======== Stored records ========

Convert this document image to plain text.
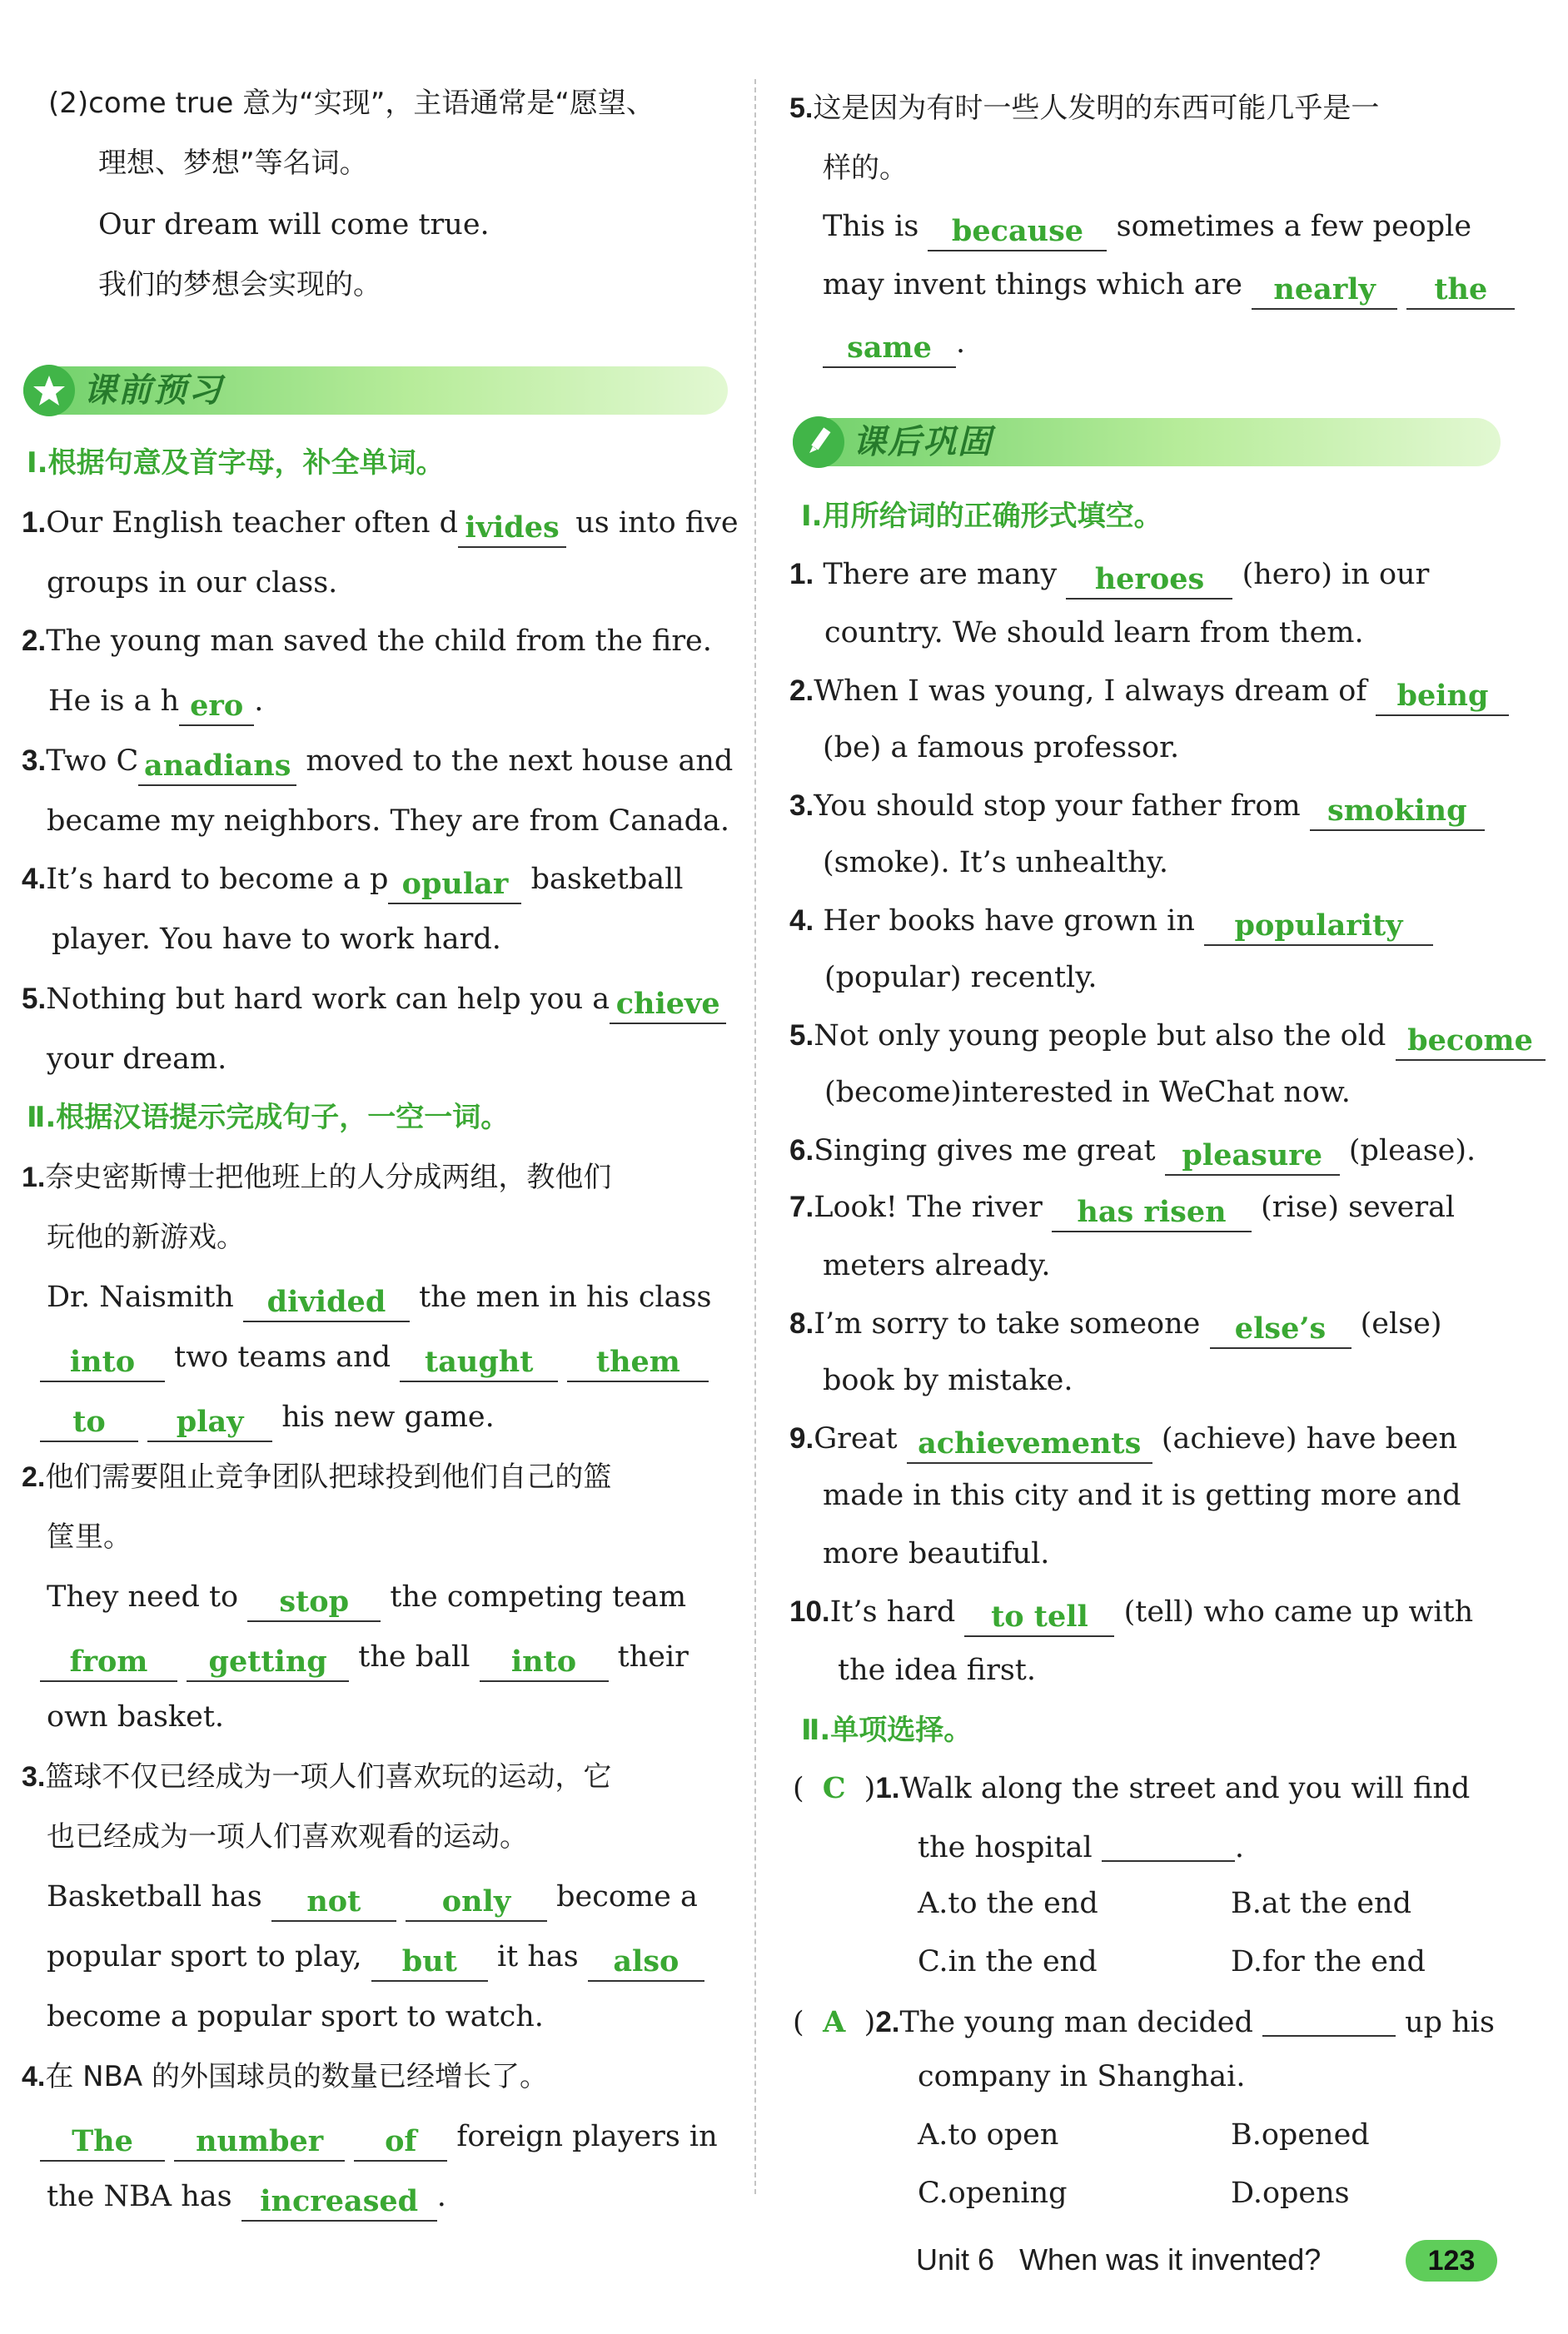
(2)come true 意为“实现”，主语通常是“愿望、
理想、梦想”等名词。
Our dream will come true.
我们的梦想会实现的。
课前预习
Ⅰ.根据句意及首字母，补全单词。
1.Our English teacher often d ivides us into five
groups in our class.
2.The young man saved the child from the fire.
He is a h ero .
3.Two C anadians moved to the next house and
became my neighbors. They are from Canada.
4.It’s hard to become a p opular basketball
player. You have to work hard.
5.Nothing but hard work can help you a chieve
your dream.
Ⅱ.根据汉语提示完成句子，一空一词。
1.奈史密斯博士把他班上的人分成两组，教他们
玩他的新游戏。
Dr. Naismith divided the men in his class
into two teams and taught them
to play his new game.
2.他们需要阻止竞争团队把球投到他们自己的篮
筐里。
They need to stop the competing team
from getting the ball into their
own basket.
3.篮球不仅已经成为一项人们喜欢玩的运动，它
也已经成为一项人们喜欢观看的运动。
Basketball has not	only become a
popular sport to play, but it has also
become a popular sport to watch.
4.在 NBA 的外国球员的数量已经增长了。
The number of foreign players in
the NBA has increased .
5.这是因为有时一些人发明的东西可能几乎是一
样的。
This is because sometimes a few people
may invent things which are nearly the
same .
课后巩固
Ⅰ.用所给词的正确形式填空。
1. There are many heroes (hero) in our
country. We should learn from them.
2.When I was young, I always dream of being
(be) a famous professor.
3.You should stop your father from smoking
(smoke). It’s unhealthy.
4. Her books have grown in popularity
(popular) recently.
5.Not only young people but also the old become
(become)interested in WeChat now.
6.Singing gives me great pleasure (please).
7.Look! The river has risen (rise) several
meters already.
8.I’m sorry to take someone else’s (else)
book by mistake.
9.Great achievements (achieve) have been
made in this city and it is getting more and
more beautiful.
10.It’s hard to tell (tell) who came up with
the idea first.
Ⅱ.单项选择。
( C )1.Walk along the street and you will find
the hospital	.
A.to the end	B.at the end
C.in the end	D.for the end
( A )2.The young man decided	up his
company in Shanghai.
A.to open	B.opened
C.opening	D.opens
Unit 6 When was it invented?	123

========
======== Stored records ========

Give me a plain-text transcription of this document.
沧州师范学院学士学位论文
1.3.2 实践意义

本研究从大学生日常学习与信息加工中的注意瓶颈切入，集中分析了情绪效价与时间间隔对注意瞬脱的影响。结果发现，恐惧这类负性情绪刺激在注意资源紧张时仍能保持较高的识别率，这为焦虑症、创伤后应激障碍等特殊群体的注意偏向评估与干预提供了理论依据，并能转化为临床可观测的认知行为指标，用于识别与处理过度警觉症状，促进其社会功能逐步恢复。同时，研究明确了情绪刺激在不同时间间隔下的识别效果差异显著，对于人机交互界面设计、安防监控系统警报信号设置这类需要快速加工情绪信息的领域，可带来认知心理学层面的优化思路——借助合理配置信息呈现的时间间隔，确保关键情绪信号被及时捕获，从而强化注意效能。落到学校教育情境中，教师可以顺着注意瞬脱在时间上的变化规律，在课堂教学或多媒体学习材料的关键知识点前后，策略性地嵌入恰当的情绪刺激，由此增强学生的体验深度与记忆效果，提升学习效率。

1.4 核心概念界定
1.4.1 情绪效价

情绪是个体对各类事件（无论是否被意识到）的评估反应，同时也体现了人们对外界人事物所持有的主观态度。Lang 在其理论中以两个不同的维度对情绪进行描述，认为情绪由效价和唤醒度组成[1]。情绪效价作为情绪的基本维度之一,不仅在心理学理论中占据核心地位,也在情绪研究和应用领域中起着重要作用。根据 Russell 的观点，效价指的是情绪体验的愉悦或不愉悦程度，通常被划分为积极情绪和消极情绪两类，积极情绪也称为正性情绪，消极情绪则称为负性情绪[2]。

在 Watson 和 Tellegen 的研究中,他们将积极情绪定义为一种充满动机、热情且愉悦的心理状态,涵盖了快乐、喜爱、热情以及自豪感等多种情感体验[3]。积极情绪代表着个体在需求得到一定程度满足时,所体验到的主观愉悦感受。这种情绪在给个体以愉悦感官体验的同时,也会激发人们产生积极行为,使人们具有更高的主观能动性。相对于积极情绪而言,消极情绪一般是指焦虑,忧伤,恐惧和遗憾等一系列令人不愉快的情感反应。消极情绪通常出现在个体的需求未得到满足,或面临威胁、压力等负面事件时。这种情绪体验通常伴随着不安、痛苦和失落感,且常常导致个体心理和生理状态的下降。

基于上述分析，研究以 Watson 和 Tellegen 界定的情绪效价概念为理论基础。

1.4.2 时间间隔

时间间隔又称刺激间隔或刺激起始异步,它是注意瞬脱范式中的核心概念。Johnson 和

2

========

| Exercise |
Where a line contains "Watson", copy that line.

| Answer to the problem |
在 Watson 和 Tellegen 的研究中,他们将积极情绪定义为一种充满动机、热情且愉悦的心理状态,涵盖了快乐、喜爱、热情以及自豪感等多种情感体验[3]。积极情绪代表着个体在需求得到一定程度满足时,所体验到的主观愉悦感受。这种情绪在给个体以愉悦感官体验的同时,也会激发人们产生积极行为,使人们具有更高的主观能动性。相对于积极情绪而言,消极情绪一般是指焦虑,忧伤,恐惧和遗憾等一系列令人不愉快的情感反应。消极情绪通常出现在个体的需求未得到满足,或面临威胁、压力等负面事件时。这种情绪体验通常伴随着不安、痛苦和失落感,且常常导致个体心理和生理状态的下降。
基于上述分析，研究以 Watson 和 Tellegen 界定的情绪效价概念为理论基础。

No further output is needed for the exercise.